— Begin Provided entries —
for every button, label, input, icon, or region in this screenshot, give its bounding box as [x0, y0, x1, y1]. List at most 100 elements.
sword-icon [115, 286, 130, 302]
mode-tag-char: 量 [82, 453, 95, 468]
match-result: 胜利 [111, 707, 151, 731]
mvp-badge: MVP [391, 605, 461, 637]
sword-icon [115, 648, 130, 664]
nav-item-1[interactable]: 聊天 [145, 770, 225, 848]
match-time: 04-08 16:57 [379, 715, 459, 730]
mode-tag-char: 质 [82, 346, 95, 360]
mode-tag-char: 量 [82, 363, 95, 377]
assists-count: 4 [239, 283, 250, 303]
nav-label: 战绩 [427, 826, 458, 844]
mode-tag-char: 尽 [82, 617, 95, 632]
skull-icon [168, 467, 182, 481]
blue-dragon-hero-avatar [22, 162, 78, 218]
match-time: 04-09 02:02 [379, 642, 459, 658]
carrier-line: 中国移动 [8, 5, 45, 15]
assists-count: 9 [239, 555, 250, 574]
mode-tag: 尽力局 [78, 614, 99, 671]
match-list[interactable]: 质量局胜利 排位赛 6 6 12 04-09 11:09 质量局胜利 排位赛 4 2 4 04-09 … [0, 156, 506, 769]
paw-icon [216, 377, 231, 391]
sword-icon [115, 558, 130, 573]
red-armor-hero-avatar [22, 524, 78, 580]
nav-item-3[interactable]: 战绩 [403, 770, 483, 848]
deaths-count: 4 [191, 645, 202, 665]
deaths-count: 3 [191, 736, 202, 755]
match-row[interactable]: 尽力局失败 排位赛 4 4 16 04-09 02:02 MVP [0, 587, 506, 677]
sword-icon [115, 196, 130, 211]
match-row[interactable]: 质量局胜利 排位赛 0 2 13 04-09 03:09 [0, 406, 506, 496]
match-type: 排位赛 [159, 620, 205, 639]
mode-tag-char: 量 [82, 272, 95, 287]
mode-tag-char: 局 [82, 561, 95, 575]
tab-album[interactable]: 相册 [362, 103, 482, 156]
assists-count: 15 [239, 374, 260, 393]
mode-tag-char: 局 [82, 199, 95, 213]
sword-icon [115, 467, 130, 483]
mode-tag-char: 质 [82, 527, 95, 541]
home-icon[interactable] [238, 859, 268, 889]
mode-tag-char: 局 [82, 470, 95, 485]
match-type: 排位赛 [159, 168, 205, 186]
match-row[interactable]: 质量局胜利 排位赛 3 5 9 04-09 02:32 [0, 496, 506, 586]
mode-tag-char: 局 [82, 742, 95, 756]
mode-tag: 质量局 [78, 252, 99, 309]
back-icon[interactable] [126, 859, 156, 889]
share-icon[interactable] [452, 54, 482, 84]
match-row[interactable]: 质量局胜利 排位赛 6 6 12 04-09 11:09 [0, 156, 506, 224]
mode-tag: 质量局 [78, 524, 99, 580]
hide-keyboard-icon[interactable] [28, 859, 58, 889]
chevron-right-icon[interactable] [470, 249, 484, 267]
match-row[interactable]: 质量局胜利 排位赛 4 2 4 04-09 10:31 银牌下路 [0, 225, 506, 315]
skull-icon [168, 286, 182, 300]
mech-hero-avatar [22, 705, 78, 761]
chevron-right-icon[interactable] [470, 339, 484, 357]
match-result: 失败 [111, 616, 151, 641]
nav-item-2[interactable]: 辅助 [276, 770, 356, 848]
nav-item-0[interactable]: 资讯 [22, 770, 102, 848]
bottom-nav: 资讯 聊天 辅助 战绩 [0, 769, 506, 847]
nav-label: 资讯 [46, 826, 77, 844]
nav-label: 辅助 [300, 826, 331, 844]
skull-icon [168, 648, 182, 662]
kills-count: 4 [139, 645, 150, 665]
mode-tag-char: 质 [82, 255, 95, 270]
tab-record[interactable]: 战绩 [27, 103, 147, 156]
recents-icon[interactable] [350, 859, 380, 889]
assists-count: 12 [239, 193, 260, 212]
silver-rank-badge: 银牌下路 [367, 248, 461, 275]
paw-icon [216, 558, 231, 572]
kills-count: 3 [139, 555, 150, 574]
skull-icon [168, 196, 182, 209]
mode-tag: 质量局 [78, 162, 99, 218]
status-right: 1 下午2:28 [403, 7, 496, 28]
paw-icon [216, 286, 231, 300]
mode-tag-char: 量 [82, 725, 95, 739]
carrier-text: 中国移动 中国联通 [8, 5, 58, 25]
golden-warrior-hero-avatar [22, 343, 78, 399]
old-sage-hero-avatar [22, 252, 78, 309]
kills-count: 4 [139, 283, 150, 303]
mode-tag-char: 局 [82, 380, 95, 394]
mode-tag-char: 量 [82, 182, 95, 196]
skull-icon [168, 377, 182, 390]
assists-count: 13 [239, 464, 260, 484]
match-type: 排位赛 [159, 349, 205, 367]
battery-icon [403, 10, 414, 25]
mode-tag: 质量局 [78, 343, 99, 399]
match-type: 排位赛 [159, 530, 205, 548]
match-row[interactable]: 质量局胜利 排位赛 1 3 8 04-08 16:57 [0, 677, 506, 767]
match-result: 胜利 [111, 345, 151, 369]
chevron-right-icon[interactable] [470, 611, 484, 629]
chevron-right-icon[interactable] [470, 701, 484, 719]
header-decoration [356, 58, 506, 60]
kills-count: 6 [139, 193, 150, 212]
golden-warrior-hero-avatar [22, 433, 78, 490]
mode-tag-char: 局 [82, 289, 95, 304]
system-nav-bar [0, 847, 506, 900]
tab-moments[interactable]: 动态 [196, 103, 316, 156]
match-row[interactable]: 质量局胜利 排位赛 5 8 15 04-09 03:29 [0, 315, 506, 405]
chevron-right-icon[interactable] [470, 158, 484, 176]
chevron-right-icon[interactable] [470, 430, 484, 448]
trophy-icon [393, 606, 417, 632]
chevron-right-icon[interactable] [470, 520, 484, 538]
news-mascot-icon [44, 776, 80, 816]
— End Provided entries —
Written request: Extract the lines of the material from its first line through the line with "sword-icon [115, 196, 130, 211]", and reproduce them without any change.

Exercise answer:
for every button, label, input, icon, or region in this screenshot, give its bounding box as [x0, y0, x1, y1]. List at most 100 elements.
sword-icon [115, 286, 130, 302]
mode-tag-char: 量 [82, 453, 95, 468]
match-result: 胜利 [111, 707, 151, 731]
mvp-badge: MVP [391, 605, 461, 637]
sword-icon [115, 648, 130, 664]
nav-item-1[interactable]: 聊天 [145, 770, 225, 848]
match-time: 04-08 16:57 [379, 715, 459, 730]
mode-tag-char: 质 [82, 346, 95, 360]
mode-tag-char: 量 [82, 363, 95, 377]
assists-count: 4 [239, 283, 250, 303]
nav-label: 战绩 [427, 826, 458, 844]
mode-tag-char: 尽 [82, 617, 95, 632]
skull-icon [168, 467, 182, 481]
blue-dragon-hero-avatar [22, 162, 78, 218]
match-time: 04-09 02:02 [379, 642, 459, 658]
carrier-line: 中国移动 [8, 5, 45, 15]
assists-count: 9 [239, 555, 250, 574]
mode-tag: 尽力局 [78, 614, 99, 671]
match-list[interactable]: 质量局胜利 排位赛 6 6 12 04-09 11:09 质量局胜利 排位赛 4 2 4 04-09 … [0, 156, 506, 769]
paw-icon [216, 377, 231, 391]
sword-icon [115, 558, 130, 573]
red-armor-hero-avatar [22, 524, 78, 580]
nav-item-3[interactable]: 战绩 [403, 770, 483, 848]
deaths-count: 4 [191, 645, 202, 665]
deaths-count: 3 [191, 736, 202, 755]
match-row[interactable]: 尽力局失败 排位赛 4 4 16 04-09 02:02 MVP [0, 587, 506, 677]
sword-icon [115, 196, 130, 211]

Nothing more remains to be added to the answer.